-- begin Data for processing --

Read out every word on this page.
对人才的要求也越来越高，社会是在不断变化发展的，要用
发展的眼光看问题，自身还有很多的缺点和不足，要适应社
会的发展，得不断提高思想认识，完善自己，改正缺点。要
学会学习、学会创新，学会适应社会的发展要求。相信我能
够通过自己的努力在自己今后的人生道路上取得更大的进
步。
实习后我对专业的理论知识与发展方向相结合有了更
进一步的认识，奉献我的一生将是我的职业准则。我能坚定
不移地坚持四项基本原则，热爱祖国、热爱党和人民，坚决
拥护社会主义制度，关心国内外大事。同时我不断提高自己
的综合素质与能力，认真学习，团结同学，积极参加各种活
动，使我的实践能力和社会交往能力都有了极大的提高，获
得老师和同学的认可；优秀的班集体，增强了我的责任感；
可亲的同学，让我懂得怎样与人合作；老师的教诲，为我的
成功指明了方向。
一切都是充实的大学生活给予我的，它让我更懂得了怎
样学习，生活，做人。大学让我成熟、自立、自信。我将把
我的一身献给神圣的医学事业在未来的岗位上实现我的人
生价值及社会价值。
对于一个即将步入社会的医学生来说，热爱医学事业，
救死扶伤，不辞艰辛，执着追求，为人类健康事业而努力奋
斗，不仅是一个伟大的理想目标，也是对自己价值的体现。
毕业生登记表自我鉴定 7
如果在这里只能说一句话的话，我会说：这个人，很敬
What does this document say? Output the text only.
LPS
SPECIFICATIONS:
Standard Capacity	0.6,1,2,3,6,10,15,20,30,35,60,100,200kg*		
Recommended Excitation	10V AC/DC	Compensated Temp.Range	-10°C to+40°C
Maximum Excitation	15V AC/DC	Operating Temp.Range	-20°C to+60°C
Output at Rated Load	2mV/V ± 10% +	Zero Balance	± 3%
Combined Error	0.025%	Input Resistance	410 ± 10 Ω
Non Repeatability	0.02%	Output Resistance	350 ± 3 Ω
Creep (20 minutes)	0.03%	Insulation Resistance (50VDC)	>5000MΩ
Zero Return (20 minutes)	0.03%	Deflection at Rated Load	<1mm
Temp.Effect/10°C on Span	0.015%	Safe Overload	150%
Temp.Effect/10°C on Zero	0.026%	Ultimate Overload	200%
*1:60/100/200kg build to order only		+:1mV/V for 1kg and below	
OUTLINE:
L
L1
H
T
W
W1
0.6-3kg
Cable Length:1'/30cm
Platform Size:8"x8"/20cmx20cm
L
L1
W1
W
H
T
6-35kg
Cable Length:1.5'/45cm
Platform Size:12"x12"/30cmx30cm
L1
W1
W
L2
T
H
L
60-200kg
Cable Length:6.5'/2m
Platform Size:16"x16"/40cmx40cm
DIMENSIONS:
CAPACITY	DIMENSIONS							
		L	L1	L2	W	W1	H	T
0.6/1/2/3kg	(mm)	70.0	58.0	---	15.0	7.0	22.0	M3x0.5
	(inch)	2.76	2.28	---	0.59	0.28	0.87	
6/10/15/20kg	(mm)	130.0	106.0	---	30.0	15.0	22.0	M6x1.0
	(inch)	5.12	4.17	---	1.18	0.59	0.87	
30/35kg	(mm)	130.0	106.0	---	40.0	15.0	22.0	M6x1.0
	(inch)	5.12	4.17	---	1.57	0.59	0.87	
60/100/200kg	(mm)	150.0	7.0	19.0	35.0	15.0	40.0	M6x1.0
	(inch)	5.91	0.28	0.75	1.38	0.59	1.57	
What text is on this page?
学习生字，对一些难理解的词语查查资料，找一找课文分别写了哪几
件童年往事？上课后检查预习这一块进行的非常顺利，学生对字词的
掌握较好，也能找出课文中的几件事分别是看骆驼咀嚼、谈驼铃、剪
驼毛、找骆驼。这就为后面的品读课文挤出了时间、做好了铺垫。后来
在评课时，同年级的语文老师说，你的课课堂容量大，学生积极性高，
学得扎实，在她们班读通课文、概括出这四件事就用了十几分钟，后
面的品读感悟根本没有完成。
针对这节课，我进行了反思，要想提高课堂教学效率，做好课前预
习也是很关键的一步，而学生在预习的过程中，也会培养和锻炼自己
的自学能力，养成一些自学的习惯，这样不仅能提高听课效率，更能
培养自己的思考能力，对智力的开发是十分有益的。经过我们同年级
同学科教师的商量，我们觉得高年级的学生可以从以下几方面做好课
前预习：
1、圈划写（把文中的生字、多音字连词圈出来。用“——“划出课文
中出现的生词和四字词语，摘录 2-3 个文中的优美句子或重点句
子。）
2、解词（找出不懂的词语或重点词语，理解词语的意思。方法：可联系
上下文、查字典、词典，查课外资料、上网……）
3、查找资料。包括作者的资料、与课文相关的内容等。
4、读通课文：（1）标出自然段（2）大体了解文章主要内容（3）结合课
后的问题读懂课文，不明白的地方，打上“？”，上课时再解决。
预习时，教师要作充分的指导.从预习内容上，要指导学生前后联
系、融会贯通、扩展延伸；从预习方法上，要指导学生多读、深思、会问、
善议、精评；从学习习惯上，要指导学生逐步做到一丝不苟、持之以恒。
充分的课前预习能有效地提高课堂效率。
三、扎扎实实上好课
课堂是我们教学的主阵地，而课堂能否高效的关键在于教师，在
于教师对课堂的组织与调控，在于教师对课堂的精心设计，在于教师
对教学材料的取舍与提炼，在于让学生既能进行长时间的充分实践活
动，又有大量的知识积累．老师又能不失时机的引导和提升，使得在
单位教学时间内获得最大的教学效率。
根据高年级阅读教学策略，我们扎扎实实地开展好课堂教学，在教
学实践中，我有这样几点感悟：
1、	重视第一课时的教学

-- end Data for processing --

(What to work on) Transcribe the data. Leave every line exactly as it is.

(Task response)
Read out every word on this page.
对人才的要求也越来越高，社会是在不断变化发展的，要用
发展的眼光看问题，自身还有很多的缺点和不足，要适应社
会的发展，得不断提高思想认识，完善自己，改正缺点。要
学会学习、学会创新，学会适应社会的发展要求。相信我能
够通过自己的努力在自己今后的人生道路上取得更大的进
步。
实习后我对专业的理论知识与发展方向相结合有了更
进一步的认识，奉献我的一生将是我的职业准则。我能坚定
不移地坚持四项基本原则，热爱祖国、热爱党和人民，坚决
拥护社会主义制度，关心国内外大事。同时我不断提高自己
的综合素质与能力，认真学习，团结同学，积极参加各种活
动，使我的实践能力和社会交往能力都有了极大的提高，获
得老师和同学的认可；优秀的班集体，增强了我的责任感；
可亲的同学，让我懂得怎样与人合作；老师的教诲，为我的
成功指明了方向。
一切都是充实的大学生活给予我的，它让我更懂得了怎
样学习，生活，做人。大学让我成熟、自立、自信。我将把
我的一身献给神圣的医学事业在未来的岗位上实现我的人
生价值及社会价值。
对于一个即将步入社会的医学生来说，热爱医学事业，
救死扶伤，不辞艰辛，执着追求，为人类健康事业而努力奋
斗，不仅是一个伟大的理想目标，也是对自己价值的体现。
毕业生登记表自我鉴定 7
如果在这里只能说一句话的话，我会说：这个人，很敬
What does this document say? Output the text only.
LPS
SPECIFICATIONS:
Standard Capacity	0.6,1,2,3,6,10,15,20,30,35,60,100,200kg*		
Recommended Excitation	10V AC/DC	Compensated Temp.Range	-10°C to+40°C
Maximum Excitation	15V AC/DC	Operating Temp.Range	-20°C to+60°C
Output at Rated Load	2mV/V ± 10% +	Zero Balance	± 3%
Combined Error	0.025%	Input Resistance	410 ± 10 Ω
Non Repeatability	0.02%	Output Resistance	350 ± 3 Ω
Creep (20 minutes)	0.03%	Insulation Resistance (50VDC)	>5000MΩ
Zero Return (20 minutes)	0.03%	Deflection at Rated Load	<1mm
Temp.Effect/10°C on Span	0.015%	Safe Overload	150%
Temp.Effect/10°C on Zero	0.026%	Ultimate Overload	200%
*1:60/100/200kg build to order only		+:1mV/V for 1kg and below	
OUTLINE:
L
L1
H
T
W
W1
0.6-3kg
Cable Length:1'/30cm
Platform Size:8"x8"/20cmx20cm
L
L1
W1
W
H
T
6-35kg
Cable Length:1.5'/45cm
Platform Size:12"x12"/30cmx30cm
L1
W1
W
L2
T
H
L
60-200kg
Cable Length:6.5'/2m
Platform Size:16"x16"/40cmx40cm
DIMENSIONS:
CAPACITY	DIMENSIONS							
		L	L1	L2	W	W1	H	T
0.6/1/2/3kg	(mm)	70.0	58.0	---	15.0	7.0	22.0	M3x0.5
	(inch)	2.76	2.28	---	0.59	0.28	0.87	
6/10/15/20kg	(mm)	130.0	106.0	---	30.0	15.0	22.0	M6x1.0
	(inch)	5.12	4.17	---	1.18	0.59	0.87	
30/35kg	(mm)	130.0	106.0	---	40.0	15.0	22.0	M6x1.0
	(inch)	5.12	4.17	---	1.57	0.59	0.87	
60/100/200kg	(mm)	150.0	7.0	19.0	35.0	15.0	40.0	M6x1.0
	(inch)	5.91	0.28	0.75	1.38	0.59	1.57	
What text is on this page?
学习生字，对一些难理解的词语查查资料，找一找课文分别写了哪几
件童年往事？上课后检查预习这一块进行的非常顺利，学生对字词的
掌握较好，也能找出课文中的几件事分别是看骆驼咀嚼、谈驼铃、剪
驼毛、找骆驼。这就为后面的品读课文挤出了时间、做好了铺垫。后来
在评课时，同年级的语文老师说，你的课课堂容量大，学生积极性高，
学得扎实，在她们班读通课文、概括出这四件事就用了十几分钟，后
面的品读感悟根本没有完成。
针对这节课，我进行了反思，要想提高课堂教学效率，做好课前预
习也是很关键的一步，而学生在预习的过程中，也会培养和锻炼自己
的自学能力，养成一些自学的习惯，这样不仅能提高听课效率，更能
培养自己的思考能力，对智力的开发是十分有益的。经过我们同年级
同学科教师的商量，我们觉得高年级的学生可以从以下几方面做好课
前预习：
1、圈划写（把文中的生字、多音字连词圈出来。用“——“划出课文
中出现的生词和四字词语，摘录 2-3 个文中的优美句子或重点句
子。）
2、解词（找出不懂的词语或重点词语，理解词语的意思。方法：可联系
上下文、查字典、词典，查课外资料、上网……）
3、查找资料。包括作者的资料、与课文相关的内容等。
4、读通课文：（1）标出自然段（2）大体了解文章主要内容（3）结合课
后的问题读懂课文，不明白的地方，打上“？”，上课时再解决。
预习时，教师要作充分的指导.从预习内容上，要指导学生前后联
系、融会贯通、扩展延伸；从预习方法上，要指导学生多读、深思、会问、
善议、精评；从学习习惯上，要指导学生逐步做到一丝不苟、持之以恒。
充分的课前预习能有效地提高课堂效率。
三、扎扎实实上好课
课堂是我们教学的主阵地，而课堂能否高效的关键在于教师，在
于教师对课堂的组织与调控，在于教师对课堂的精心设计，在于教师
对教学材料的取舍与提炼，在于让学生既能进行长时间的充分实践活
动，又有大量的知识积累．老师又能不失时机的引导和提升，使得在
单位教学时间内获得最大的教学效率。
根据高年级阅读教学策略，我们扎扎实实地开展好课堂教学，在教
学实践中，我有这样几点感悟：
1、	重视第一课时的教学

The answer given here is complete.